*Input for this task:*
####################

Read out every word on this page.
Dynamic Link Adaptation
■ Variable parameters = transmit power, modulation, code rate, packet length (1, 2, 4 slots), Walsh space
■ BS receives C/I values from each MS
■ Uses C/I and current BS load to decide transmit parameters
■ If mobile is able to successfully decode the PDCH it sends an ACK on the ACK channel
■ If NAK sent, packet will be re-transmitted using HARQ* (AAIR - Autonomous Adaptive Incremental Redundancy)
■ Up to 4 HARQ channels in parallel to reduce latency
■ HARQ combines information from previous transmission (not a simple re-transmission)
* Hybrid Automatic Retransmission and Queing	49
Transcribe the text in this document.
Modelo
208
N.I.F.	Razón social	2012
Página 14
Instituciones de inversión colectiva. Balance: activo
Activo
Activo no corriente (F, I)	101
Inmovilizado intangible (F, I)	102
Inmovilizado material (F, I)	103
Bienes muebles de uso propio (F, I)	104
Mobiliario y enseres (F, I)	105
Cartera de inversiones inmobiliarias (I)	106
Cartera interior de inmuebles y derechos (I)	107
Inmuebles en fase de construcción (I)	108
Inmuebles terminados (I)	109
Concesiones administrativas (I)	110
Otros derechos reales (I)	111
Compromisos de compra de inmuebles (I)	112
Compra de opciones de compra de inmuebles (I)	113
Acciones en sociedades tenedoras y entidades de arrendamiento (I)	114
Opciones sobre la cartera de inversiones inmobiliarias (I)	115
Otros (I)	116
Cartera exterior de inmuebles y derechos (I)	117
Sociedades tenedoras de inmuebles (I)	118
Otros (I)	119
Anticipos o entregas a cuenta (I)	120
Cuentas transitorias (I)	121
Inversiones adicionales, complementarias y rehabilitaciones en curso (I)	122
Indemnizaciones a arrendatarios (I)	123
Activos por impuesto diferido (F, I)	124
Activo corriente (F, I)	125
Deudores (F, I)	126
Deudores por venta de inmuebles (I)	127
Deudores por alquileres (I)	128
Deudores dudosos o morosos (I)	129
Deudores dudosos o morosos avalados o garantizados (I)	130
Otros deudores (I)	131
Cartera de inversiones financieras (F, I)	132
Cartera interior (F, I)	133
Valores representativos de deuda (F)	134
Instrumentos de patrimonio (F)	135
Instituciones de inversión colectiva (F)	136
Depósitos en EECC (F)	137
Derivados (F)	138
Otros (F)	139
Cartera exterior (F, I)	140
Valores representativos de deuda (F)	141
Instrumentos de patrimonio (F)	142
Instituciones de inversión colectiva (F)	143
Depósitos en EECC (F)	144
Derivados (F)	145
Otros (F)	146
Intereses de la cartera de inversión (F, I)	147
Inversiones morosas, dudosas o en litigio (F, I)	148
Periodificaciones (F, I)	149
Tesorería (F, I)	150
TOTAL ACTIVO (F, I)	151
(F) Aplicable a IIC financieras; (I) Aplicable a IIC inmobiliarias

####################

Within the data above, pick out all lines holding the word "Instrumentos".

Instrumentos de patrimonio (F)	135
Instrumentos de patrimonio (F)	142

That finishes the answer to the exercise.